*** Recorded data

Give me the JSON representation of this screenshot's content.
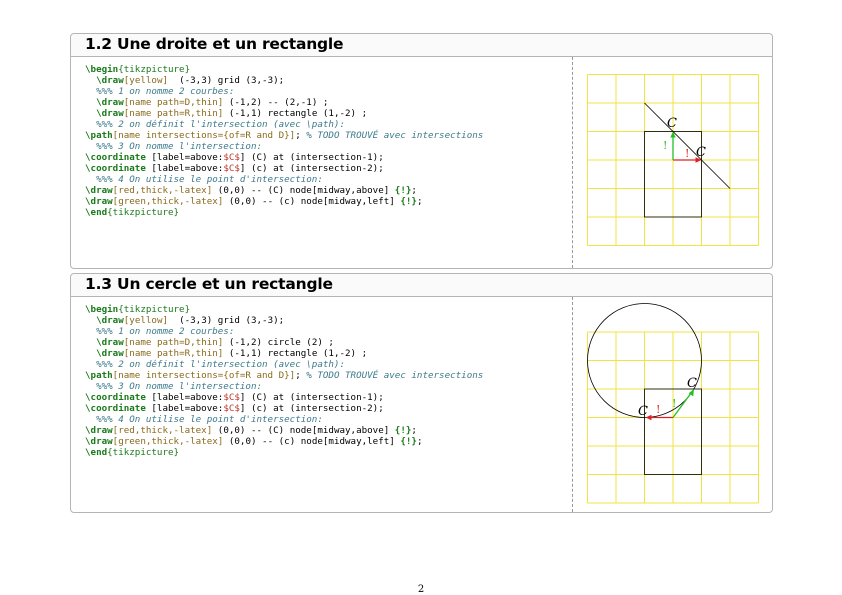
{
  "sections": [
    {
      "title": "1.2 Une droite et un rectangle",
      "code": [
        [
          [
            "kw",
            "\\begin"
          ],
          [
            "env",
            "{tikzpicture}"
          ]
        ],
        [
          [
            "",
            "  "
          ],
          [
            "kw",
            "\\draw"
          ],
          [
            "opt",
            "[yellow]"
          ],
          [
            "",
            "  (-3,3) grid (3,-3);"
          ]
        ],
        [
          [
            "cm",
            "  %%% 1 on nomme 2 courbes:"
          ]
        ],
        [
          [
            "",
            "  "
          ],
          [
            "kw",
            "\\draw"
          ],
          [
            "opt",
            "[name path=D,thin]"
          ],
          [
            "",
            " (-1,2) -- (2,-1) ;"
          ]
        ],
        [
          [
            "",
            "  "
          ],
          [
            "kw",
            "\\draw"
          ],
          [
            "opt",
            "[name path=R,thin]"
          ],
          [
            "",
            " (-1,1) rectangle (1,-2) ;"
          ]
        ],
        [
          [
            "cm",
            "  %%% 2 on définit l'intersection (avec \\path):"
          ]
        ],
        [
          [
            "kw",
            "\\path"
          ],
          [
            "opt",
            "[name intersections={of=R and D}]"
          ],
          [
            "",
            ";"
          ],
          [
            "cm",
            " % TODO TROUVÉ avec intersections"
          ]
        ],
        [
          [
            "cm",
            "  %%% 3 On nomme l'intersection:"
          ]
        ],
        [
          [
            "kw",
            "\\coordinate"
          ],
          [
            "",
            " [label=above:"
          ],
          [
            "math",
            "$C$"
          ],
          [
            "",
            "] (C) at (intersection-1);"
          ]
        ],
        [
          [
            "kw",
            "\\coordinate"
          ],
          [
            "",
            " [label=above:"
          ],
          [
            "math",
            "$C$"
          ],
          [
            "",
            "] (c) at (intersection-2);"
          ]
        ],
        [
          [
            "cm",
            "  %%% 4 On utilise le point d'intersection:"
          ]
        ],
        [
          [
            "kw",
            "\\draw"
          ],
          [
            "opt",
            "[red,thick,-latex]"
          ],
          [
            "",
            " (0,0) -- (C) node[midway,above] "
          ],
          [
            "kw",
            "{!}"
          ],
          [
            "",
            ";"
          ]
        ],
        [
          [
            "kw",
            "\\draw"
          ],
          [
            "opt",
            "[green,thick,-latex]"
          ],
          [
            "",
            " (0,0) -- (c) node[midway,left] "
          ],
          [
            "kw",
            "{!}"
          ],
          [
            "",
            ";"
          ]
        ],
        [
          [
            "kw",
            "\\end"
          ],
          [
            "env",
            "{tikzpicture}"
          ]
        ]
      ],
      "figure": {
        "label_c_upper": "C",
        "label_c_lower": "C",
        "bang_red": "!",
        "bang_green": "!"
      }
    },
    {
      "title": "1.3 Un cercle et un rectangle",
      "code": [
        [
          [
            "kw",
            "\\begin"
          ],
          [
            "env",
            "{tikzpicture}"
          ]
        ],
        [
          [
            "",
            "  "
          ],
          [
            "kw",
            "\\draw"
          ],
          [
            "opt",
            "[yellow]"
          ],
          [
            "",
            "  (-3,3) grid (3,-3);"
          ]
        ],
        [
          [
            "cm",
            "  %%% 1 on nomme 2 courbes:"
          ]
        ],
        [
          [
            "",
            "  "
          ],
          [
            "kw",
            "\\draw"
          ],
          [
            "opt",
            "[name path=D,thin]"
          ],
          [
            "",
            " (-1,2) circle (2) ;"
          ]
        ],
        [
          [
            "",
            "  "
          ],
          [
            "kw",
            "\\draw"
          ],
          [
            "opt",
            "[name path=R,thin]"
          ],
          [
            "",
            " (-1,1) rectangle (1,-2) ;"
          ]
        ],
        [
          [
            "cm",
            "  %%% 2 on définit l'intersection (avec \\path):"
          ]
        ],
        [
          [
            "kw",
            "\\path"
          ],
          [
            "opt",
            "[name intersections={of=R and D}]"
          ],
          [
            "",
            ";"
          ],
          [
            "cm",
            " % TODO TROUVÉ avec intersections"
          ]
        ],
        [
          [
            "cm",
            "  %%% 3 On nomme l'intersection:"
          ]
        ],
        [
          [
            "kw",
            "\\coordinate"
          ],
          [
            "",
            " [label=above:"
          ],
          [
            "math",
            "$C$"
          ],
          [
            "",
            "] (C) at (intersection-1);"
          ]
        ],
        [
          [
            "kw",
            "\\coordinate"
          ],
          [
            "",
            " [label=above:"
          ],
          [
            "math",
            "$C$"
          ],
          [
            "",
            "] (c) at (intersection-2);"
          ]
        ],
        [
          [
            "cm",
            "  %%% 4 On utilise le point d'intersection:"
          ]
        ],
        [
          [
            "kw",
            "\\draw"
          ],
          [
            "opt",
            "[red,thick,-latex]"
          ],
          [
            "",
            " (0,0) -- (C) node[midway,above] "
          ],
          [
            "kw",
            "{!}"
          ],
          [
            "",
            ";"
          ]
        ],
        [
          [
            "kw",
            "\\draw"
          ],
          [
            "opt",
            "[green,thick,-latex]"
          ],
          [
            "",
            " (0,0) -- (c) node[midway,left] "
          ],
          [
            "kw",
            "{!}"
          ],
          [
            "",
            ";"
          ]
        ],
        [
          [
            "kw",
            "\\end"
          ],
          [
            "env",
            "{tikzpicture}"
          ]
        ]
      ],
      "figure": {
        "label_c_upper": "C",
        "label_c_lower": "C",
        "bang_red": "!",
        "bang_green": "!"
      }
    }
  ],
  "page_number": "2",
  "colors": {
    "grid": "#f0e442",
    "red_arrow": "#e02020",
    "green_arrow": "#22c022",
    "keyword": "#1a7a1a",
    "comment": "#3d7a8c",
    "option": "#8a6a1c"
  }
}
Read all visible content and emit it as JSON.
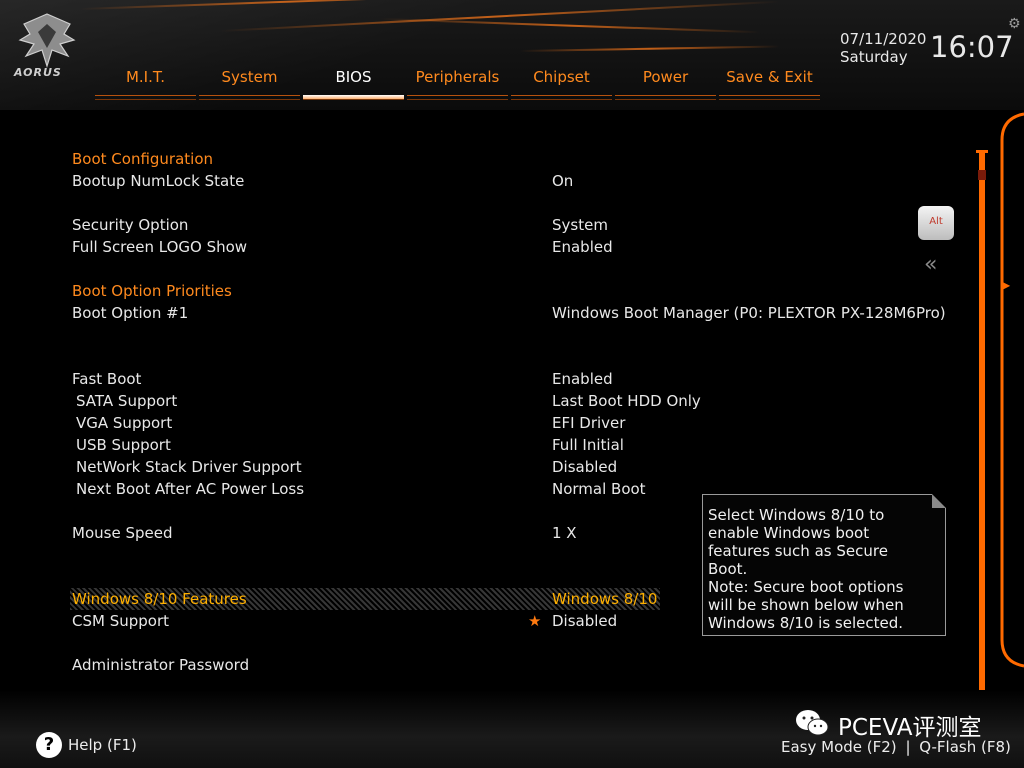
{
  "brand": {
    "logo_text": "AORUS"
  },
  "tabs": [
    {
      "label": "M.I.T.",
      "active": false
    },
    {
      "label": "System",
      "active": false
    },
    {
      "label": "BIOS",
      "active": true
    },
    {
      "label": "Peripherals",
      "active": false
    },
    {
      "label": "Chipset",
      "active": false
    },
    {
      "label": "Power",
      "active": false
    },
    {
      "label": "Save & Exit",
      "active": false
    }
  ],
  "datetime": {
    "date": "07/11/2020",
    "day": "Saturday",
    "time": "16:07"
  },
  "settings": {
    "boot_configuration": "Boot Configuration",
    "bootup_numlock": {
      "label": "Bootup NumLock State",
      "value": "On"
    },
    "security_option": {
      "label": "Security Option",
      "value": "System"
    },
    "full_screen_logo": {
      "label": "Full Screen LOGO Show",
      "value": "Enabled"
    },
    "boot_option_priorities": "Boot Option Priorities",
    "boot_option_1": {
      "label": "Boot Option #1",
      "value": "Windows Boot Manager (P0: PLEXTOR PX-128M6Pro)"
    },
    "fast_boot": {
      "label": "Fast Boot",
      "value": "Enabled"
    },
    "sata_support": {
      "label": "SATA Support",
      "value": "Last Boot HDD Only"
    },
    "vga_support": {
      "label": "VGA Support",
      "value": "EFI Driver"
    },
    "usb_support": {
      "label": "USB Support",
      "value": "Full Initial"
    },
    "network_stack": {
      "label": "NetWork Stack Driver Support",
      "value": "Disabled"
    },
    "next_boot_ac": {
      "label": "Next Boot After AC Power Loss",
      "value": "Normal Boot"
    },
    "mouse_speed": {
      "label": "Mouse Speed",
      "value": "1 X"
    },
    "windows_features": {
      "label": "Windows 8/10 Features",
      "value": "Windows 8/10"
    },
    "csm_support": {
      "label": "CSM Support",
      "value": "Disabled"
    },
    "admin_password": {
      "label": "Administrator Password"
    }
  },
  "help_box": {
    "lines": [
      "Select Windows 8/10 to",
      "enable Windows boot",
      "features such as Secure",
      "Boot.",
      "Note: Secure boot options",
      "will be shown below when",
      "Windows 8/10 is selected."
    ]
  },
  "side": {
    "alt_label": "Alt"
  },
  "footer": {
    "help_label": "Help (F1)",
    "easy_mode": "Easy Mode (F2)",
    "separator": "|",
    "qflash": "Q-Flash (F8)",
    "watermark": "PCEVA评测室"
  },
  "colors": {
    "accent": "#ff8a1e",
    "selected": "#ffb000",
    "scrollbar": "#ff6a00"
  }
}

******
*** Recorded data

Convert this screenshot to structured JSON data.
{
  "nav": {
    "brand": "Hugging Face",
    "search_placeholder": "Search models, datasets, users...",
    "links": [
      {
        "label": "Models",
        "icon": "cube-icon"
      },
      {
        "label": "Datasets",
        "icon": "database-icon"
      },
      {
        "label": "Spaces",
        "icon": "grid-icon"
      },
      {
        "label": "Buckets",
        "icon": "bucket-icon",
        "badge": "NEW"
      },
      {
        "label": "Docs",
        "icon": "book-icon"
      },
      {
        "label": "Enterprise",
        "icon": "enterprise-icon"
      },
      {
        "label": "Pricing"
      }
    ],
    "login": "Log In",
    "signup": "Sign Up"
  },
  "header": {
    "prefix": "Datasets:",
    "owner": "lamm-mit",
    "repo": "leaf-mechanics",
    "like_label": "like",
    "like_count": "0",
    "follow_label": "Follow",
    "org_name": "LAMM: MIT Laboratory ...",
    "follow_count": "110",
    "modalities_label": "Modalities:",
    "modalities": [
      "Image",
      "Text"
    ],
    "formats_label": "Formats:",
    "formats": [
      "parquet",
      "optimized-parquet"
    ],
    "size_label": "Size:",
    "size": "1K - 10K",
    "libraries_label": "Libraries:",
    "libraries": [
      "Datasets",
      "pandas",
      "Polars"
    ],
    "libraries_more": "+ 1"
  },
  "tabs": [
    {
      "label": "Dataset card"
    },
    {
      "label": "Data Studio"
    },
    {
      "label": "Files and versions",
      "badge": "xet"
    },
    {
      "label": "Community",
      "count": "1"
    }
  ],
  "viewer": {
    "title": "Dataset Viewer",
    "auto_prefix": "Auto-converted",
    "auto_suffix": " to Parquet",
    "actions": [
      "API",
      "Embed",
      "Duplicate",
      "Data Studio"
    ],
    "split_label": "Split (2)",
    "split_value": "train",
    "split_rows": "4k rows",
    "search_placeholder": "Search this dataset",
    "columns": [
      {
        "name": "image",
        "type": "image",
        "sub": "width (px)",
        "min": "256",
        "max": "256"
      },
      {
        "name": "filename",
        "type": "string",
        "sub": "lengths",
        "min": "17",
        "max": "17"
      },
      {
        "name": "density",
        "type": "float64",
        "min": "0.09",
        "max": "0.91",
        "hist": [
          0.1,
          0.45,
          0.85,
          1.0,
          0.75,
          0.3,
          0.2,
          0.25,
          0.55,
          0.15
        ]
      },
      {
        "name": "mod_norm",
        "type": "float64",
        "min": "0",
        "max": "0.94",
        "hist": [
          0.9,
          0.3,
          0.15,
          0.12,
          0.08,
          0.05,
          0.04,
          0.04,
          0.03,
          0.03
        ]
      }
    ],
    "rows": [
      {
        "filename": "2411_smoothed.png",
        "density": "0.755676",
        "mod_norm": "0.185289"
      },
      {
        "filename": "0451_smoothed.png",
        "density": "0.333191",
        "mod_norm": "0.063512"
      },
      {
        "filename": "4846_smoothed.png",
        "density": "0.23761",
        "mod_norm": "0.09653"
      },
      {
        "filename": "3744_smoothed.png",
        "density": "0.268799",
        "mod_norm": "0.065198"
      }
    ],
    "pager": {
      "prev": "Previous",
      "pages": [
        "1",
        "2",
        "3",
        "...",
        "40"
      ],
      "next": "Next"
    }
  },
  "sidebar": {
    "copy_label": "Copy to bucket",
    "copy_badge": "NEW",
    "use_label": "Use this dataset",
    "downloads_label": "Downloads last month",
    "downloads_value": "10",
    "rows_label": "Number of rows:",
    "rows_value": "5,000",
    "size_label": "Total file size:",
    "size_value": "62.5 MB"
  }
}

******

### Directions:
A number is the only answer here: how many lines of the material above contain "content"?

### Right answer:
2